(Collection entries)
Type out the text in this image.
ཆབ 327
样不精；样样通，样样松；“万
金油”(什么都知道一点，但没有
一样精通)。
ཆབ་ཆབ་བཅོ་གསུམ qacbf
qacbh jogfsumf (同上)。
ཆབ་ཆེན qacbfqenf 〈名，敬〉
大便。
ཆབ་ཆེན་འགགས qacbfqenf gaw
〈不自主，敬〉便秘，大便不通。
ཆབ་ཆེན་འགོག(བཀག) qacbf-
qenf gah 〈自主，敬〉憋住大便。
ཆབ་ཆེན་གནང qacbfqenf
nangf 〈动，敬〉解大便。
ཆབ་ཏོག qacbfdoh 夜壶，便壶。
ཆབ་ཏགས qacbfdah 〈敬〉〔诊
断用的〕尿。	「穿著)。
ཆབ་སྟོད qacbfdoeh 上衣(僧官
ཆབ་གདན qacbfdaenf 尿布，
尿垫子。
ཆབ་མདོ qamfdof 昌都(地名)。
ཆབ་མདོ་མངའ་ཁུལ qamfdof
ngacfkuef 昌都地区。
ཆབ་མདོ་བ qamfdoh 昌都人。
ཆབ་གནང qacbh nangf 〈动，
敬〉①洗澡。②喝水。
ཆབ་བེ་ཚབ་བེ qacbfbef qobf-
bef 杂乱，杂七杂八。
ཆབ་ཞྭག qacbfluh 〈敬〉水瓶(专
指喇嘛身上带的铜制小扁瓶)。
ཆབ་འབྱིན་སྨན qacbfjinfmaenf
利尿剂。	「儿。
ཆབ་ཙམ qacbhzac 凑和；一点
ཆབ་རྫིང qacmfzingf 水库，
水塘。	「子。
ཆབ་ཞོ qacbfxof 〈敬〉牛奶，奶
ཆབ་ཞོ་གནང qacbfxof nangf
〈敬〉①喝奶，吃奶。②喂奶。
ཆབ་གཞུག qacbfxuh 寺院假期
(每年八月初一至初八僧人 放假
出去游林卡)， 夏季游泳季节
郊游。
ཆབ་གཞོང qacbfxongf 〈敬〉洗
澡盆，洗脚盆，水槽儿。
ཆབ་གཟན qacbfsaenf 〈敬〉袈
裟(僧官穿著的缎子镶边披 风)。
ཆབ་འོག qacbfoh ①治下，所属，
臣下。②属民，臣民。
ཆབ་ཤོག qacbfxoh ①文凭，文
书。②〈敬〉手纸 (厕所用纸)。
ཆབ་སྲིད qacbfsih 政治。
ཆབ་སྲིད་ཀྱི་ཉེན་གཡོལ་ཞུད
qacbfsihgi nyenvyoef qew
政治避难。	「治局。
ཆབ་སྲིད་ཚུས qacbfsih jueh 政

### SHORT EXERCISE
Repeat each entry word for word.

### WRITTEN REPLY
Type out the text in this image.
ཆབ 327
样不精；样样通，样样松；“万
金油”(什么都知道一点，但没有
一样精通)。
ཆབ་ཆབ་བཅོ་གསུམ qacbf
qacbh jogfsumf (同上)。
ཆབ་ཆེན qacbfqenf 〈名，敬〉
大便。
ཆབ་ཆེན་འགགས qacbfqenf gaw
〈不自主，敬〉便秘，大便不通。
ཆབ་ཆེན་འགོག(བཀག) qacbf-
qenf gah 〈自主，敬〉憋住大便。
ཆབ་ཆེན་གནང qacbfqenf
nangf 〈动，敬〉解大便。
ཆབ་ཏོག qacbfdoh 夜壶，便壶。
ཆབ་ཏགས qacbfdah 〈敬〉〔诊
断用的〕尿。	「穿著)。
ཆབ་སྟོད qacbfdoeh 上衣(僧官
ཆབ་གདན qacbfdaenf 尿布，
尿垫子。
ཆབ་མདོ qamfdof 昌都(地名)。
ཆབ་མདོ་མངའ་ཁུལ qamfdof
ngacfkuef 昌都地区。
ཆབ་མདོ་བ qamfdoh 昌都人。
ཆབ་གནང qacbh nangf 〈动，
敬〉①洗澡。②喝水。
ཆབ་བེ་ཚབ་བེ qacbfbef qobf-
bef 杂乱，杂七杂八。
ཆབ་ཞྭག qacbfluh 〈敬〉水瓶(专
指喇嘛身上带的铜制小扁瓶)。
ཆབ་འབྱིན་སྨན qacbfjinfmaenf
利尿剂。	「儿。
ཆབ་ཙམ qacbhzac 凑和；一点
ཆབ་རྫིང qacmfzingf 水库，
水塘。	「子。
ཆབ་ཞོ qacbfxof 〈敬〉牛奶，奶
ཆབ་ཞོ་གནང qacbfxof nangf
〈敬〉①喝奶，吃奶。②喂奶。
ཆབ་གཞུག qacbfxuh 寺院假期
(每年八月初一至初八僧人 放假
出去游林卡)， 夏季游泳季节
郊游。
ཆབ་གཞོང qacbfxongf 〈敬〉洗
澡盆，洗脚盆，水槽儿。
ཆབ་གཟན qacbfsaenf 〈敬〉袈
裟(僧官穿著的缎子镶边披 风)。
ཆབ་འོག qacbfoh ①治下，所属，
臣下。②属民，臣民。
ཆབ་ཤོག qacbfxoh ①文凭，文
书。②〈敬〉手纸 (厕所用纸)。
ཆབ་སྲིད qacbfsih 政治。
ཆབ་སྲིད་ཀྱི་ཉེན་གཡོལ་ཞུད
qacbfsihgi nyenvyoef qew
政治避难。	「治局。
ཆབ་སྲིད་ཚུས qacbfsih jueh 政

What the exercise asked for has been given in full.